--- start Given entries ---

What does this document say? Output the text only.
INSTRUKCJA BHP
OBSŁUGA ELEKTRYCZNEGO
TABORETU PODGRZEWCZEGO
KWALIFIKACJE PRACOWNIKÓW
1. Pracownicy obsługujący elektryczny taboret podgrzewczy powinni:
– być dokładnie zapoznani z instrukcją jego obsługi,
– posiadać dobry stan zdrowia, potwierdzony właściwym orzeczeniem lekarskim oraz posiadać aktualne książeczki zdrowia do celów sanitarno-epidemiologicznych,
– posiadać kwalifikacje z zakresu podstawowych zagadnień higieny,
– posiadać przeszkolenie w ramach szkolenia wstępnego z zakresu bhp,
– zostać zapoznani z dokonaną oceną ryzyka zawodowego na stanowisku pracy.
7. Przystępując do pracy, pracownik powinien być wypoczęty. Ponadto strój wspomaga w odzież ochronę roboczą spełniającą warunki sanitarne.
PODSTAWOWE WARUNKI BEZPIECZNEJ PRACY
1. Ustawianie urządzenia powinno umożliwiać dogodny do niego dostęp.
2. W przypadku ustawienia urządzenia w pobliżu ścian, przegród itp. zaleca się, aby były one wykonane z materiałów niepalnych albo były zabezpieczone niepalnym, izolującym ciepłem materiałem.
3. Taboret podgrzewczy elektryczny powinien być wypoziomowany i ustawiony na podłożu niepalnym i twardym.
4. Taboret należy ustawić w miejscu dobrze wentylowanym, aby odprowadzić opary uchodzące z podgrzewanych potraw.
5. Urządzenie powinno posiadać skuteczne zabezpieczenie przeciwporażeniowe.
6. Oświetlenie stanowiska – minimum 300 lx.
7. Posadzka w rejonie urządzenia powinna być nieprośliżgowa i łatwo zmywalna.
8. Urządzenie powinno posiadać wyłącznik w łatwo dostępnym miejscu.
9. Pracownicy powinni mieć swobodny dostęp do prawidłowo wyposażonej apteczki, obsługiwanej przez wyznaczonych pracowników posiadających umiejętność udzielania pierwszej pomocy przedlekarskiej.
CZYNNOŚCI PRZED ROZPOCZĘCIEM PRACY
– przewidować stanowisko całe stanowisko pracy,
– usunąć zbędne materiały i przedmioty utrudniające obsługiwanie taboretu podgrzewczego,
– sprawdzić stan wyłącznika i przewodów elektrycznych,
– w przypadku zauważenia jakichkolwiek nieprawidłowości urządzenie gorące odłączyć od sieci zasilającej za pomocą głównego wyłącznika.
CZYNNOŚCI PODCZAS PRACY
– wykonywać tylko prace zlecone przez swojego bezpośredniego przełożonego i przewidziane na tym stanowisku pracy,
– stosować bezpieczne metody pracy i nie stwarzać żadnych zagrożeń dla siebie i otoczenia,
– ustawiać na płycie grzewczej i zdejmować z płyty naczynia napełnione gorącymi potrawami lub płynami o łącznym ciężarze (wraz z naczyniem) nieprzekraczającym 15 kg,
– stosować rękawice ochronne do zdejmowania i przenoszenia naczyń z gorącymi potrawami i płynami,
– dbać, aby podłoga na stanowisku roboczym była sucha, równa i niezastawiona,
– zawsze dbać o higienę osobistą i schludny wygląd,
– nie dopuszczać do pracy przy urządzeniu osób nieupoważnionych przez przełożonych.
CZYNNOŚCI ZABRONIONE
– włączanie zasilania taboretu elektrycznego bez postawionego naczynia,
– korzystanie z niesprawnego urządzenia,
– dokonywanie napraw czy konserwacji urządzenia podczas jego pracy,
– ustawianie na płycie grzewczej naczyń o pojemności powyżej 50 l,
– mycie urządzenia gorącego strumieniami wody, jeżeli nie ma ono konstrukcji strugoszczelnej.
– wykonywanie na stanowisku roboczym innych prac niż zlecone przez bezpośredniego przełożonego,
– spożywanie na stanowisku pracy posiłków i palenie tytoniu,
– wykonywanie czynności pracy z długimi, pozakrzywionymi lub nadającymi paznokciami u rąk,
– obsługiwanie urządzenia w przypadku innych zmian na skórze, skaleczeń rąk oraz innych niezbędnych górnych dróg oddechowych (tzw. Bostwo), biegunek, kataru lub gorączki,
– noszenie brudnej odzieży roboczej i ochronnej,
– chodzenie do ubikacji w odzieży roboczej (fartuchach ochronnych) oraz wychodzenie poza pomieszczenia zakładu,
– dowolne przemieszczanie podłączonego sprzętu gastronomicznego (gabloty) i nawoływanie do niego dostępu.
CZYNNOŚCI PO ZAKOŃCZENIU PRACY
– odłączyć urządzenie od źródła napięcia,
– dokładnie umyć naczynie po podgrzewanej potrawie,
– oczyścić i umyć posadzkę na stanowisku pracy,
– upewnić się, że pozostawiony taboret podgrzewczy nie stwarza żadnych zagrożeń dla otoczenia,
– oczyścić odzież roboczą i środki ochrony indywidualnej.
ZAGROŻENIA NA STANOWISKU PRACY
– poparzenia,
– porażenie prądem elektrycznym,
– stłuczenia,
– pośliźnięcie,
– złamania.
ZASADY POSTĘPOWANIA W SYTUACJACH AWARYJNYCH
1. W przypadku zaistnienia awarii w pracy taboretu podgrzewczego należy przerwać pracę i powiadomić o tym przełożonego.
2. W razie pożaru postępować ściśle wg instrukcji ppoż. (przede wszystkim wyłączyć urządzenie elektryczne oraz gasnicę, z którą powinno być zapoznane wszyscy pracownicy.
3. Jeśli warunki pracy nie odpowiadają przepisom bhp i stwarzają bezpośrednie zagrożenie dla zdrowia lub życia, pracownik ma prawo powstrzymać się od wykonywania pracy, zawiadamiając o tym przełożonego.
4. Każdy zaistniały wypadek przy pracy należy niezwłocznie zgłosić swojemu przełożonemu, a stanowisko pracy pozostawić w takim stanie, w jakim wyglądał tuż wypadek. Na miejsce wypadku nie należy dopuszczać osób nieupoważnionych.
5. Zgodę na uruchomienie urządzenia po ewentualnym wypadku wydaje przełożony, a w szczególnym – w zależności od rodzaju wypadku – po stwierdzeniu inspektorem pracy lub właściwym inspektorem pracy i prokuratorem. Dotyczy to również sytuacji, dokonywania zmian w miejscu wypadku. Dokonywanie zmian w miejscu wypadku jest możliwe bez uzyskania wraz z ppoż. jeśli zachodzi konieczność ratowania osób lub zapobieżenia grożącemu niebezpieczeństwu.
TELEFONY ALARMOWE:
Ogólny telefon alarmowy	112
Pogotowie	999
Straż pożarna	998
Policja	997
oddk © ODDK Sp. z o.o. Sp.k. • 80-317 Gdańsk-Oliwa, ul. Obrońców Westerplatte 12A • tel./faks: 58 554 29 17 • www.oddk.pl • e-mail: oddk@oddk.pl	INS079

--- end Given entries ---

Given request :: Extract the complete data, matching each line exactly.

Output for this task ::
What does this document say? Output the text only.
INSTRUKCJA BHP
OBSŁUGA ELEKTRYCZNEGO
TABORETU PODGRZEWCZEGO
KWALIFIKACJE PRACOWNIKÓW
1. Pracownicy obsługujący elektryczny taboret podgrzewczy powinni:
– być dokładnie zapoznani z instrukcją jego obsługi,
– posiadać dobry stan zdrowia, potwierdzony właściwym orzeczeniem lekarskim oraz posiadać aktualne książeczki zdrowia do celów sanitarno-epidemiologicznych,
– posiadać kwalifikacje z zakresu podstawowych zagadnień higieny,
– posiadać przeszkolenie w ramach szkolenia wstępnego z zakresu bhp,
– zostać zapoznani z dokonaną oceną ryzyka zawodowego na stanowisku pracy.
7. Przystępując do pracy, pracownik powinien być wypoczęty. Ponadto strój wspomaga w odzież ochronę roboczą spełniającą warunki sanitarne.
PODSTAWOWE WARUNKI BEZPIECZNEJ PRACY
1. Ustawianie urządzenia powinno umożliwiać dogodny do niego dostęp.
2. W przypadku ustawienia urządzenia w pobliżu ścian, przegród itp. zaleca się, aby były one wykonane z materiałów niepalnych albo były zabezpieczone niepalnym, izolującym ciepłem materiałem.
3. Taboret podgrzewczy elektryczny powinien być wypoziomowany i ustawiony na podłożu niepalnym i twardym.
4. Taboret należy ustawić w miejscu dobrze wentylowanym, aby odprowadzić opary uchodzące z podgrzewanych potraw.
5. Urządzenie powinno posiadać skuteczne zabezpieczenie przeciwporażeniowe.
6. Oświetlenie stanowiska – minimum 300 lx.
7. Posadzka w rejonie urządzenia powinna być nieprośliżgowa i łatwo zmywalna.
8. Urządzenie powinno posiadać wyłącznik w łatwo dostępnym miejscu.
9. Pracownicy powinni mieć swobodny dostęp do prawidłowo wyposażonej apteczki, obsługiwanej przez wyznaczonych pracowników posiadających umiejętność udzielania pierwszej pomocy przedlekarskiej.
CZYNNOŚCI PRZED ROZPOCZĘCIEM PRACY
– przewidować stanowisko całe stanowisko pracy,
– usunąć zbędne materiały i przedmioty utrudniające obsługiwanie taboretu podgrzewczego,
– sprawdzić stan wyłącznika i przewodów elektrycznych,
– w przypadku zauważenia jakichkolwiek nieprawidłowości urządzenie gorące odłączyć od sieci zasilającej za pomocą głównego wyłącznika.
CZYNNOŚCI PODCZAS PRACY
– wykonywać tylko prace zlecone przez swojego bezpośredniego przełożonego i przewidziane na tym stanowisku pracy,
– stosować bezpieczne metody pracy i nie stwarzać żadnych zagrożeń dla siebie i otoczenia,
– ustawiać na płycie grzewczej i zdejmować z płyty naczynia napełnione gorącymi potrawami lub płynami o łącznym ciężarze (wraz z naczyniem) nieprzekraczającym 15 kg,
– stosować rękawice ochronne do zdejmowania i przenoszenia naczyń z gorącymi potrawami i płynami,
– dbać, aby podłoga na stanowisku roboczym była sucha, równa i niezastawiona,
– zawsze dbać o higienę osobistą i schludny wygląd,
– nie dopuszczać do pracy przy urządzeniu osób nieupoważnionych przez przełożonych.
CZYNNOŚCI ZABRONIONE
– włączanie zasilania taboretu elektrycznego bez postawionego naczynia,
– korzystanie z niesprawnego urządzenia,
– dokonywanie napraw czy konserwacji urządzenia podczas jego pracy,
– ustawianie na płycie grzewczej naczyń o pojemności powyżej 50 l,
– mycie urządzenia gorącego strumieniami wody, jeżeli nie ma ono konstrukcji strugoszczelnej.
– wykonywanie na stanowisku roboczym innych prac niż zlecone przez bezpośredniego przełożonego,
– spożywanie na stanowisku pracy posiłków i palenie tytoniu,
– wykonywanie czynności pracy z długimi, pozakrzywionymi lub nadającymi paznokciami u rąk,
– obsługiwanie urządzenia w przypadku innych zmian na skórze, skaleczeń rąk oraz innych niezbędnych górnych dróg oddechowych (tzw. Bostwo), biegunek, kataru lub gorączki,
– noszenie brudnej odzieży roboczej i ochronnej,
– chodzenie do ubikacji w odzieży roboczej (fartuchach ochronnych) oraz wychodzenie poza pomieszczenia zakładu,
– dowolne przemieszczanie podłączonego sprzętu gastronomicznego (gabloty) i nawoływanie do niego dostępu.
CZYNNOŚCI PO ZAKOŃCZENIU PRACY
– odłączyć urządzenie od źródła napięcia,
– dokładnie umyć naczynie po podgrzewanej potrawie,
– oczyścić i umyć posadzkę na stanowisku pracy,
– upewnić się, że pozostawiony taboret podgrzewczy nie stwarza żadnych zagrożeń dla otoczenia,
– oczyścić odzież roboczą i środki ochrony indywidualnej.
ZAGROŻENIA NA STANOWISKU PRACY
– poparzenia,
– porażenie prądem elektrycznym,
– stłuczenia,
– pośliźnięcie,
– złamania.
ZASADY POSTĘPOWANIA W SYTUACJACH AWARYJNYCH
1. W przypadku zaistnienia awarii w pracy taboretu podgrzewczego należy przerwać pracę i powiadomić o tym przełożonego.
2. W razie pożaru postępować ściśle wg instrukcji ppoż. (przede wszystkim wyłączyć urządzenie elektryczne oraz gasnicę, z którą powinno być zapoznane wszyscy pracownicy.
3. Jeśli warunki pracy nie odpowiadają przepisom bhp i stwarzają bezpośrednie zagrożenie dla zdrowia lub życia, pracownik ma prawo powstrzymać się od wykonywania pracy, zawiadamiając o tym przełożonego.
4. Każdy zaistniały wypadek przy pracy należy niezwłocznie zgłosić swojemu przełożonemu, a stanowisko pracy pozostawić w takim stanie, w jakim wyglądał tuż wypadek. Na miejsce wypadku nie należy dopuszczać osób nieupoważnionych.
5. Zgodę na uruchomienie urządzenia po ewentualnym wypadku wydaje przełożony, a w szczególnym – w zależności od rodzaju wypadku – po stwierdzeniu inspektorem pracy lub właściwym inspektorem pracy i prokuratorem. Dotyczy to również sytuacji, dokonywania zmian w miejscu wypadku. Dokonywanie zmian w miejscu wypadku jest możliwe bez uzyskania wraz z ppoż. jeśli zachodzi konieczność ratowania osób lub zapobieżenia grożącemu niebezpieczeństwu.
TELEFONY ALARMOWE:
Ogólny telefon alarmowy	112
Pogotowie	999
Straż pożarna	998
Policja	997
oddk © ODDK Sp. z o.o. Sp.k. • 80-317 Gdańsk-Oliwa, ul. Obrońców Westerplatte 12A • tel./faks: 58 554 29 17 • www.oddk.pl • e-mail: oddk@oddk.pl	INS079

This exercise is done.